--- BEGIN Supplied material ---
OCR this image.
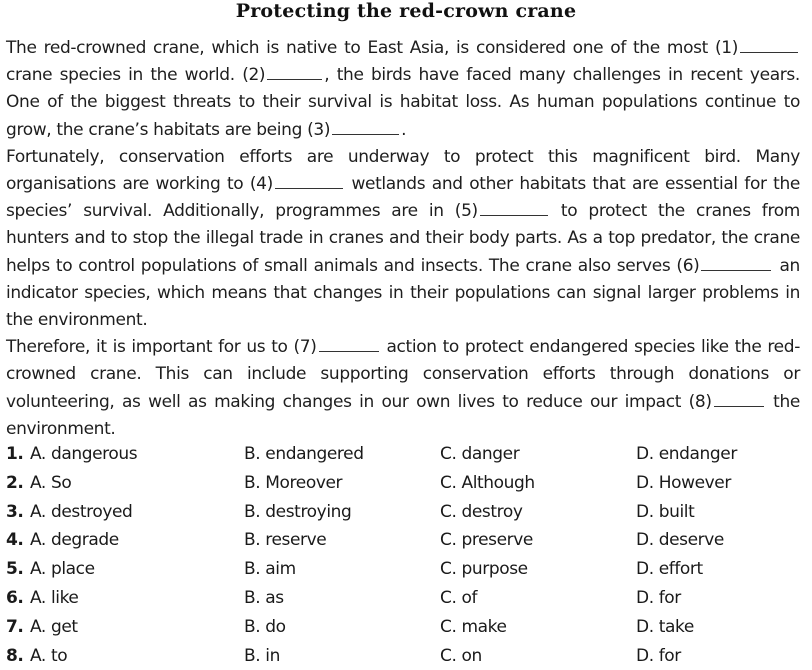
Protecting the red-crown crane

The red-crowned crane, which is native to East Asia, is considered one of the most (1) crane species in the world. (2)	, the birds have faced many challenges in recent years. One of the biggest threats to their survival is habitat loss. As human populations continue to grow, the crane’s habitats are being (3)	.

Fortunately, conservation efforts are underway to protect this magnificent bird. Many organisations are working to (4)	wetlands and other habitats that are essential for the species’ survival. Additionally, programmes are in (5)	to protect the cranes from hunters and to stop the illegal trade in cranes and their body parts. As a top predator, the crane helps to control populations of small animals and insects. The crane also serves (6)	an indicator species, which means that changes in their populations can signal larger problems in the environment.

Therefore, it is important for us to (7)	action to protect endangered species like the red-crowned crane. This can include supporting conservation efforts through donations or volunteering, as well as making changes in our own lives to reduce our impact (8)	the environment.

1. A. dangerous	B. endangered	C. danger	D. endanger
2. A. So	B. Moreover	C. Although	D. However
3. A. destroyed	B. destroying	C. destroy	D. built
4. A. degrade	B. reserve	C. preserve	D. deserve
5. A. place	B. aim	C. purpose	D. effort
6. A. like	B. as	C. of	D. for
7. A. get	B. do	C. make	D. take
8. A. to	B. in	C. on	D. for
--- END Supplied material ---
> Short problem:
Scan the material and collect every line that contains "endangered".

> Solution for this exercise:
Therefore, it is important for us to (7)	action to protect endangered species like the red-crowned crane. This can include supporting conservation efforts through donations or volunteering, as well as making changes in our own lives to reduce our impact (8)	the environment.
1. A. dangerous	B. endangered	C. danger	D. endanger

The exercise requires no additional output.